## Prompt:
Please output the lines shown below exactly as they appear.

━━ Records for the exercise

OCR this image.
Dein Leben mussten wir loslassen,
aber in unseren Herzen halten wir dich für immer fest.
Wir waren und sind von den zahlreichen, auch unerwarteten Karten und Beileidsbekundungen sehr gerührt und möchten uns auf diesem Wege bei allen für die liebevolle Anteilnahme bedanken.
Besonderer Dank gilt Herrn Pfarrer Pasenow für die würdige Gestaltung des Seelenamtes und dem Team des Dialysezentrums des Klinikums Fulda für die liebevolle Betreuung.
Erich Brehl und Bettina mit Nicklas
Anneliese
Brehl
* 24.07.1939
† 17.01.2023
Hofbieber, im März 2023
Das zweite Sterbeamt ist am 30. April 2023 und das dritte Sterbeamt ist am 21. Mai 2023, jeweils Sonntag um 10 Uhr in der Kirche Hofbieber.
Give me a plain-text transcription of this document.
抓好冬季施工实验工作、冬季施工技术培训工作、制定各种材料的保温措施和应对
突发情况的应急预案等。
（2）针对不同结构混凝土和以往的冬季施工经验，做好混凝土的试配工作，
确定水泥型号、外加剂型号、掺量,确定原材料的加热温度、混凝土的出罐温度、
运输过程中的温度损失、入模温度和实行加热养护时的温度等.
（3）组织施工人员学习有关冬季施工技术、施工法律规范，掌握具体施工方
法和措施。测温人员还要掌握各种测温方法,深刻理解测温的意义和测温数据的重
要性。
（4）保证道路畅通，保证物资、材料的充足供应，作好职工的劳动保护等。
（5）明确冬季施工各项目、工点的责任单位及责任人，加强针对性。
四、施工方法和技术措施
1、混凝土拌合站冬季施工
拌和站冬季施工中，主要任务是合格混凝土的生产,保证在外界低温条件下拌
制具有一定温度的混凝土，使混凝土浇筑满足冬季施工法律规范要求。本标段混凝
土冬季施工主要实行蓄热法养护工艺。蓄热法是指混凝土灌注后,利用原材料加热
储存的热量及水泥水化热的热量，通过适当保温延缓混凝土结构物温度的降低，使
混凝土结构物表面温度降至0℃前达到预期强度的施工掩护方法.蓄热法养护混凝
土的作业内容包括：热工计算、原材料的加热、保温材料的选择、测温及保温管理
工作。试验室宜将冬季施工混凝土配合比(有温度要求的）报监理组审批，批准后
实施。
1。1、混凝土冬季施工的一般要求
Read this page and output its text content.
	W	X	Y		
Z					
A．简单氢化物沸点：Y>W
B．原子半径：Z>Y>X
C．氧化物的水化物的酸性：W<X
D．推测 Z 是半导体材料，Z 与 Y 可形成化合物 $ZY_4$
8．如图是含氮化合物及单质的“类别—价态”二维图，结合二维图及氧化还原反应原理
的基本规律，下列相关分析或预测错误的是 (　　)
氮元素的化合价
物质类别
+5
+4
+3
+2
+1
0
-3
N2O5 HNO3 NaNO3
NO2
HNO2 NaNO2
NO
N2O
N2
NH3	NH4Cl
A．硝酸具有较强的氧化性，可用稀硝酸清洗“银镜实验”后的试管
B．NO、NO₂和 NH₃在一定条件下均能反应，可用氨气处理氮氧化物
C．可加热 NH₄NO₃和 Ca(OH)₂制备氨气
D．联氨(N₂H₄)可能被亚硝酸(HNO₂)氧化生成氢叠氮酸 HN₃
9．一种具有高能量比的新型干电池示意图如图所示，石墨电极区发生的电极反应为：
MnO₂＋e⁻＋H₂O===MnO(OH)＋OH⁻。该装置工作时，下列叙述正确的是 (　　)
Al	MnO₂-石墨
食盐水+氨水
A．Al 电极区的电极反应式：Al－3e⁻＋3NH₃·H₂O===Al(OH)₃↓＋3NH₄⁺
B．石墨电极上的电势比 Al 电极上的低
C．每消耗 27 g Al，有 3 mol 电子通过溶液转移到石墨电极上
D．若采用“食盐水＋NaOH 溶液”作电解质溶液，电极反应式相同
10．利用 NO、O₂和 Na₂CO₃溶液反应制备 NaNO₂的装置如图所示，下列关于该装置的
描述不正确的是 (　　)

━━━━

## Exercise result:
OCR this image.
Dein Leben mussten wir loslassen,
aber in unseren Herzen halten wir dich für immer fest.
Wir waren und sind von den zahlreichen, auch unerwarteten Karten und Beileidsbekundungen sehr gerührt und möchten uns auf diesem Wege bei allen für die liebevolle Anteilnahme bedanken.
Besonderer Dank gilt Herrn Pfarrer Pasenow für die würdige Gestaltung des Seelenamtes und dem Team des Dialysezentrums des Klinikums Fulda für die liebevolle Betreuung.
Erich Brehl und Bettina mit Nicklas
Anneliese
Brehl
* 24.07.1939
† 17.01.2023
Hofbieber, im März 2023
Das zweite Sterbeamt ist am 30. April 2023 und das dritte Sterbeamt ist am 21. Mai 2023, jeweils Sonntag um 10 Uhr in der Kirche Hofbieber.
Give me a plain-text transcription of this document.
抓好冬季施工实验工作、冬季施工技术培训工作、制定各种材料的保温措施和应对
突发情况的应急预案等。
（2）针对不同结构混凝土和以往的冬季施工经验，做好混凝土的试配工作，
确定水泥型号、外加剂型号、掺量,确定原材料的加热温度、混凝土的出罐温度、
运输过程中的温度损失、入模温度和实行加热养护时的温度等.
（3）组织施工人员学习有关冬季施工技术、施工法律规范，掌握具体施工方
法和措施。测温人员还要掌握各种测温方法,深刻理解测温的意义和测温数据的重
要性。
（4）保证道路畅通，保证物资、材料的充足供应，作好职工的劳动保护等。
（5）明确冬季施工各项目、工点的责任单位及责任人，加强针对性。
四、施工方法和技术措施
1、混凝土拌合站冬季施工
拌和站冬季施工中，主要任务是合格混凝土的生产,保证在外界低温条件下拌
制具有一定温度的混凝土，使混凝土浇筑满足冬季施工法律规范要求。本标段混凝
土冬季施工主要实行蓄热法养护工艺。蓄热法是指混凝土灌注后,利用原材料加热
储存的热量及水泥水化热的热量，通过适当保温延缓混凝土结构物温度的降低，使
混凝土结构物表面温度降至0℃前达到预期强度的施工掩护方法.蓄热法养护混凝
土的作业内容包括：热工计算、原材料的加热、保温材料的选择、测温及保温管理
工作。试验室宜将冬季施工混凝土配合比(有温度要求的）报监理组审批，批准后
实施。
1。1、混凝土冬季施工的一般要求
Read this page and output its text content.
	W	X	Y		
Z					
A．简单氢化物沸点：Y>W
B．原子半径：Z>Y>X
C．氧化物的水化物的酸性：W<X
D．推测 Z 是半导体材料，Z 与 Y 可形成化合物 $ZY_4$
8．如图是含氮化合物及单质的“类别—价态”二维图，结合二维图及氧化还原反应原理
的基本规律，下列相关分析或预测错误的是 (　　)
氮元素的化合价
物质类别
+5
+4
+3
+2
+1
0
-3
N2O5 HNO3 NaNO3
NO2
HNO2 NaNO2
NO
N2O
N2
NH3	NH4Cl
A．硝酸具有较强的氧化性，可用稀硝酸清洗“银镜实验”后的试管
B．NO、NO₂和 NH₃在一定条件下均能反应，可用氨气处理氮氧化物
C．可加热 NH₄NO₃和 Ca(OH)₂制备氨气
D．联氨(N₂H₄)可能被亚硝酸(HNO₂)氧化生成氢叠氮酸 HN₃
9．一种具有高能量比的新型干电池示意图如图所示，石墨电极区发生的电极反应为：
MnO₂＋e⁻＋H₂O===MnO(OH)＋OH⁻。该装置工作时，下列叙述正确的是 (　　)
Al	MnO₂-石墨
食盐水+氨水
A．Al 电极区的电极反应式：Al－3e⁻＋3NH₃·H₂O===Al(OH)₃↓＋3NH₄⁺
B．石墨电极上的电势比 Al 电极上的低
C．每消耗 27 g Al，有 3 mol 电子通过溶液转移到石墨电极上
D．若采用“食盐水＋NaOH 溶液”作电解质溶液，电极反应式相同
10．利用 NO、O₂和 Na₂CO₃溶液反应制备 NaNO₂的装置如图所示，下列关于该装置的
描述不正确的是 (　　)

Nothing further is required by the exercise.